Aim of the exercise: Where does the string "低碳生活" appear in the records? Copy every line that contains it.

Input records:
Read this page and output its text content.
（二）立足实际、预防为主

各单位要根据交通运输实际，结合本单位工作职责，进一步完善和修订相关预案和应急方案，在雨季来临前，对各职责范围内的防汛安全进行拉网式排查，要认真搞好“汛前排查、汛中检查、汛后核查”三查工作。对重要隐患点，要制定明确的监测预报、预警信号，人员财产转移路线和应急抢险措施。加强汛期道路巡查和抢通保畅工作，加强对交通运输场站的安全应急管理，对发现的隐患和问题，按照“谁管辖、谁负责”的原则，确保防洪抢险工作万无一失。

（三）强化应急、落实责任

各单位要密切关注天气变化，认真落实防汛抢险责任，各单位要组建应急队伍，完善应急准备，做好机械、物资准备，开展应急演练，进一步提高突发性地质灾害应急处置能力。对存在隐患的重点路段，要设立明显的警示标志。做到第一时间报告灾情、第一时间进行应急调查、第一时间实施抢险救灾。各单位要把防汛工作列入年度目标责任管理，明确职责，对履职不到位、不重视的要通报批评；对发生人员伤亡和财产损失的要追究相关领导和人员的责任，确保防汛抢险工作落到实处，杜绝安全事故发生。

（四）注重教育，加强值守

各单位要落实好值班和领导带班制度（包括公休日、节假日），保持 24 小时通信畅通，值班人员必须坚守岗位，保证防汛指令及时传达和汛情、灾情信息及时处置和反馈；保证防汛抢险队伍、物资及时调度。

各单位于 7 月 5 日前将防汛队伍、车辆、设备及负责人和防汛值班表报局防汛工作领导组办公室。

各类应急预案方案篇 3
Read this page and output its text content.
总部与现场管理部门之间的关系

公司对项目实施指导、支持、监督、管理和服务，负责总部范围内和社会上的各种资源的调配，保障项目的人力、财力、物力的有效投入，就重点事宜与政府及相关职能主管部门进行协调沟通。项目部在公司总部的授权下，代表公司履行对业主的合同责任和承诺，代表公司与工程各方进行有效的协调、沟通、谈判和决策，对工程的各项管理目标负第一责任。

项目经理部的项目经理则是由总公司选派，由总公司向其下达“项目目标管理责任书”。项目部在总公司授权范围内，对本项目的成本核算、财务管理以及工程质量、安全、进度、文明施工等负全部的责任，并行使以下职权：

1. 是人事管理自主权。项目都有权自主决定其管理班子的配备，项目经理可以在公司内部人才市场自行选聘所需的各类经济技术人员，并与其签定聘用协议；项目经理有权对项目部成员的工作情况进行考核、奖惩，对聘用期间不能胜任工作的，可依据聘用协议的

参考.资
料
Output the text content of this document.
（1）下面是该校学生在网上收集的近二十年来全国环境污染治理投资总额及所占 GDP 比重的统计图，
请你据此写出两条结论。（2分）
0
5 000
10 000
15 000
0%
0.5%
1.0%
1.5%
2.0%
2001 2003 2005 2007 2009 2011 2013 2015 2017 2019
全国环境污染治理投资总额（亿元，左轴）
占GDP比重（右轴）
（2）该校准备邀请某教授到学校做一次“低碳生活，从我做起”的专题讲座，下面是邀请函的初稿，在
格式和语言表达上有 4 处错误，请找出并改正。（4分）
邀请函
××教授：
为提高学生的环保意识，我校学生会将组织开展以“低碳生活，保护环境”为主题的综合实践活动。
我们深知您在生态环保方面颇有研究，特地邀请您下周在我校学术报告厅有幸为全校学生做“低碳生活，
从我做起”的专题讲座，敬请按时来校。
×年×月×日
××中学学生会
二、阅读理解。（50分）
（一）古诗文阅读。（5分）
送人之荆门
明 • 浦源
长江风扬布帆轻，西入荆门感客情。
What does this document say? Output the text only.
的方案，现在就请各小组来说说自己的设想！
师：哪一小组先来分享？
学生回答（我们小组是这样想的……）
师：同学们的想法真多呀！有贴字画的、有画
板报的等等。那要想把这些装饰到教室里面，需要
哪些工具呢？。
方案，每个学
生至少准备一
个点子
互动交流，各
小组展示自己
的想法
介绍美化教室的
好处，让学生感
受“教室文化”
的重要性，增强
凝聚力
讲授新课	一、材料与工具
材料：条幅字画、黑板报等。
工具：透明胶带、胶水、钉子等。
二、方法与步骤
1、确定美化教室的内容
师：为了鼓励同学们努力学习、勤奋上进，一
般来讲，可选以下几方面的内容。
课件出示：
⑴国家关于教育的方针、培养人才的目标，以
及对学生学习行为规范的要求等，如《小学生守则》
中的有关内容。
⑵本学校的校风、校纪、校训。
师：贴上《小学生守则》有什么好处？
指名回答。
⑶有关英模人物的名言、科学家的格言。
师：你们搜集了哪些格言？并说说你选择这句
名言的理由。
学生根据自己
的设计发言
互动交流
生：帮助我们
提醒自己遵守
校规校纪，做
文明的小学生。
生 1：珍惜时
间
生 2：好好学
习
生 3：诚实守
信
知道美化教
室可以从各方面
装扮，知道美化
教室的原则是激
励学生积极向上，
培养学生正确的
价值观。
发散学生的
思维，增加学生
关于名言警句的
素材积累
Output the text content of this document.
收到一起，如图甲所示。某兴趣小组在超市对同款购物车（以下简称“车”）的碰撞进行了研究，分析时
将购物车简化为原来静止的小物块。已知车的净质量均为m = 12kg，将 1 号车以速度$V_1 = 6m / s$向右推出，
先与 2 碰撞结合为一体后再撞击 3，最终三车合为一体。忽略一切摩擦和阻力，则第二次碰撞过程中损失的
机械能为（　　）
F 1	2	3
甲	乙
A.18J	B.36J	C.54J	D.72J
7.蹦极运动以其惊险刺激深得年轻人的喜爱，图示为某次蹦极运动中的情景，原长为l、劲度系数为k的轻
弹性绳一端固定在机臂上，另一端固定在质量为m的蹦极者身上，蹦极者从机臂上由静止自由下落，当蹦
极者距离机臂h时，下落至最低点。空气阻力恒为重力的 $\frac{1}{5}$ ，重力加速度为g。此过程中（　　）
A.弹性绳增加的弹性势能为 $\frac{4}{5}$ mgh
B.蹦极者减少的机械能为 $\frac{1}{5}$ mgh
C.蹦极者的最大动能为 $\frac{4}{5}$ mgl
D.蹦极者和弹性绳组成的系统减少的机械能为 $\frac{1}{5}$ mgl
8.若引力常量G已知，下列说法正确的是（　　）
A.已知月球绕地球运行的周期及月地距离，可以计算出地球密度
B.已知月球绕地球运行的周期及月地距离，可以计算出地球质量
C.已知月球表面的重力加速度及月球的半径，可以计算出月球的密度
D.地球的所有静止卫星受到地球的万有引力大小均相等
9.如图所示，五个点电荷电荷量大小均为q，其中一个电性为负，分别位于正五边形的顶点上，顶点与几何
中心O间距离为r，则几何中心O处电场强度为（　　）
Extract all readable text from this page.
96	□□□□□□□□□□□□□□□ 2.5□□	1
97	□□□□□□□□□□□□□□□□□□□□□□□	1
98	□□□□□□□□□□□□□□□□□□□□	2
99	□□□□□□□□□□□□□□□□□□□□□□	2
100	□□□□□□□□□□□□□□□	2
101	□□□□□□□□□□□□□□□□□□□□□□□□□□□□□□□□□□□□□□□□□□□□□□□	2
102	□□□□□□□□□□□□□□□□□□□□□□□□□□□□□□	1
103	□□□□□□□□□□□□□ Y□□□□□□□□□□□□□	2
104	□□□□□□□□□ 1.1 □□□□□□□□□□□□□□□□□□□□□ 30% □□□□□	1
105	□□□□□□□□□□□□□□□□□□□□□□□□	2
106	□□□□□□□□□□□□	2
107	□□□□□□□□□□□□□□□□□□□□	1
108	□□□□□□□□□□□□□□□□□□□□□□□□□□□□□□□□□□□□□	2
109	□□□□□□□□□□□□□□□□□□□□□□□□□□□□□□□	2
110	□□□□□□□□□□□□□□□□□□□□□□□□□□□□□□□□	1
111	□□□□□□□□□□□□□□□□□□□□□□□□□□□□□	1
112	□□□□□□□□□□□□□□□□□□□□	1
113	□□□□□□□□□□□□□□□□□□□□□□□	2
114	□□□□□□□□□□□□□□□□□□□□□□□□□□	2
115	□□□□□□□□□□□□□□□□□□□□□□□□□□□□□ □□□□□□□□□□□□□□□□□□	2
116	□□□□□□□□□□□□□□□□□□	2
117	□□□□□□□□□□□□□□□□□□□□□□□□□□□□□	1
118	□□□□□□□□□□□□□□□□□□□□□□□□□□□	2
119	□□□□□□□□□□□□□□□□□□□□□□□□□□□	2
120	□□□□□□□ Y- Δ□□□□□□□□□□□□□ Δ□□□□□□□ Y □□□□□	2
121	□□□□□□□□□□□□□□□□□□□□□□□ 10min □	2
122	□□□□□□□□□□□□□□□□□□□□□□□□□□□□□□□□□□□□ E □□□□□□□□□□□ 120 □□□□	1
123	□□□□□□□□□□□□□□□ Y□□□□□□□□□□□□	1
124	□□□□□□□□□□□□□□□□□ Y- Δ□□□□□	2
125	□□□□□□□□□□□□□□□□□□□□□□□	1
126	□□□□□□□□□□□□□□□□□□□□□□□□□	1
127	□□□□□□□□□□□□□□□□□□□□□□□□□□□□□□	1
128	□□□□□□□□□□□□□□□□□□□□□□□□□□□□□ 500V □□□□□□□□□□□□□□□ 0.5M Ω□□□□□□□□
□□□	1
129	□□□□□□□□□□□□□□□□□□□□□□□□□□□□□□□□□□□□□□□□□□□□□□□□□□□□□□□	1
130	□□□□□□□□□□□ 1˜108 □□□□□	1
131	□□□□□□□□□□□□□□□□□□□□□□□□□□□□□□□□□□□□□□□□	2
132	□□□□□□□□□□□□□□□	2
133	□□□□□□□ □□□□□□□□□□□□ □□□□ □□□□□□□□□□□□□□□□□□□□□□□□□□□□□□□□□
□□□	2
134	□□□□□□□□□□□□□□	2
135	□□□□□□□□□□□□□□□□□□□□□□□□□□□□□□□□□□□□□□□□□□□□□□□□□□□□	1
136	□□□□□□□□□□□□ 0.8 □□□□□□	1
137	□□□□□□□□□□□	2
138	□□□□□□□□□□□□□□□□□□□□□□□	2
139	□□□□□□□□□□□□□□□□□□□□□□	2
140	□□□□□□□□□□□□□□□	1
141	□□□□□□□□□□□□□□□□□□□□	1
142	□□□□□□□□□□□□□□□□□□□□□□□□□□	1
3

Result for this task:
（2）该校准备邀请某教授到学校做一次“低碳生活，从我做起”的专题讲座，下面是邀请函的初稿，在
为提高学生的环保意识，我校学生会将组织开展以“低碳生活，保护环境”为主题的综合实践活动。
我们深知您在生态环保方面颇有研究，特地邀请您下周在我校学术报告厅有幸为全校学生做“低碳生活，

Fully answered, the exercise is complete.